The line containing "OCR this image." marks where to begin; quote it and every line after it through the end of the data, exactly as written.

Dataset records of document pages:
+++++

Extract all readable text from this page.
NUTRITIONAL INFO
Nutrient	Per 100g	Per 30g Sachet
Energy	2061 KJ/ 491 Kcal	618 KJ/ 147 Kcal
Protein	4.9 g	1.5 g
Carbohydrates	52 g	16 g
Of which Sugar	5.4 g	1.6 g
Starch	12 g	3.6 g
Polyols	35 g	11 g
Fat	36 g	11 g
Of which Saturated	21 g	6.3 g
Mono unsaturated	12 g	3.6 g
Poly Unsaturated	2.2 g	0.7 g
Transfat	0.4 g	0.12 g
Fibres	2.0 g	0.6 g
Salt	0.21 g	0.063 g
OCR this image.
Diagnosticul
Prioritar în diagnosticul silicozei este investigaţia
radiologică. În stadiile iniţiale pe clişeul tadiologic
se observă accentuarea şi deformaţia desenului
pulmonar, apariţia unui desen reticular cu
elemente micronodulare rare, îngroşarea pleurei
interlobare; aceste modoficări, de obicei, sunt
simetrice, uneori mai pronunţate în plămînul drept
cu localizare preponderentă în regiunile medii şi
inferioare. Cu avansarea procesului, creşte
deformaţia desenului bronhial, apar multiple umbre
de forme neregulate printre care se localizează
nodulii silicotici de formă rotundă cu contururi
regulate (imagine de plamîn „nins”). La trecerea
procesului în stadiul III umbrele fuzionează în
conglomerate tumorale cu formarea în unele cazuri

+++++

▶ _RESULT_:
OCR this image.
Diagnosticul
Prioritar în diagnosticul silicozei este investigaţia
radiologică. În stadiile iniţiale pe clişeul tadiologic
se observă accentuarea şi deformaţia desenului
pulmonar, apariţia unui desen reticular cu
elemente micronodulare rare, îngroşarea pleurei
interlobare; aceste modoficări, de obicei, sunt
simetrice, uneori mai pronunţate în plămînul drept
cu localizare preponderentă în regiunile medii şi
inferioare. Cu avansarea procesului, creşte
deformaţia desenului bronhial, apar multiple umbre
de forme neregulate printre care se localizează
nodulii silicotici de formă rotundă cu contururi
regulate (imagine de plamîn „nins”). La trecerea
procesului în stadiul III umbrele fuzionează în
conglomerate tumorale cu formarea în unele cazuri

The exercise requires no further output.